_Instructions for the task:_
Find the lines that contain the word "this" and copy each one.

_Available data:_
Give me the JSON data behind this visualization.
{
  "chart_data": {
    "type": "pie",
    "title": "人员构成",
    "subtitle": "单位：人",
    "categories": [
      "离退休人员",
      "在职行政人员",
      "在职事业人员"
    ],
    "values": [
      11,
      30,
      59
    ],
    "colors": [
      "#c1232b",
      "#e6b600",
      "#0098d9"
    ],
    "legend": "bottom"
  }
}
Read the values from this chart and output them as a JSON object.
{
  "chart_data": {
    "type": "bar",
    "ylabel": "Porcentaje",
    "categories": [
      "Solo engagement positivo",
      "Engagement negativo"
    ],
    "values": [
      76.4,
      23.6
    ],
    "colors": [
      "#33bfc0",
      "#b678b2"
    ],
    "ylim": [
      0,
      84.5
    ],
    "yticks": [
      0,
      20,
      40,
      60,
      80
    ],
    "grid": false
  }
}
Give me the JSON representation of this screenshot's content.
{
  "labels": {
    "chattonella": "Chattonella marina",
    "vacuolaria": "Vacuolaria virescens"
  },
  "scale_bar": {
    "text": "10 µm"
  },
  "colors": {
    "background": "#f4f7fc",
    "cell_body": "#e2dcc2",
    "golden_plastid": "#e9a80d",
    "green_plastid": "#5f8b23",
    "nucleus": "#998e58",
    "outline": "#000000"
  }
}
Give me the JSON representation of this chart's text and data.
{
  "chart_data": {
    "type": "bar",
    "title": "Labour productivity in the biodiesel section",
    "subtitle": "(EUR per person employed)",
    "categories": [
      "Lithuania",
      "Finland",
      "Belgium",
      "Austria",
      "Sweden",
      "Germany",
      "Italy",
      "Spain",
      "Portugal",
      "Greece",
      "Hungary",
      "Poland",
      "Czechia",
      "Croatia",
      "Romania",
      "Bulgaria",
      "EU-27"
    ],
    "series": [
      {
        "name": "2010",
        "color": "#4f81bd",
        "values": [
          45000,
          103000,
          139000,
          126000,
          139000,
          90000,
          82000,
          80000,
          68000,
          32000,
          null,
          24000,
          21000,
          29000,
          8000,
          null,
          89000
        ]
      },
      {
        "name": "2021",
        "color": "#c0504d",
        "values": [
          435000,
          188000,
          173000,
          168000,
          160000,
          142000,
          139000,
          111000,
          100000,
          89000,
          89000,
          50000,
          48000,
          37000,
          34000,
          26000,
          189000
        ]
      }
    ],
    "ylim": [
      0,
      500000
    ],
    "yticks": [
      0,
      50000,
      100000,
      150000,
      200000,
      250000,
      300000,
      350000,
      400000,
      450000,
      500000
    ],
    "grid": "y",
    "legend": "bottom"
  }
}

_Response:_
Give me the JSON data behind this visualization.
Read the values from this chart and output them as a JSON object.
Give me the JSON representation of this screenshot's content.
Give me the JSON representation of this chart's text and data.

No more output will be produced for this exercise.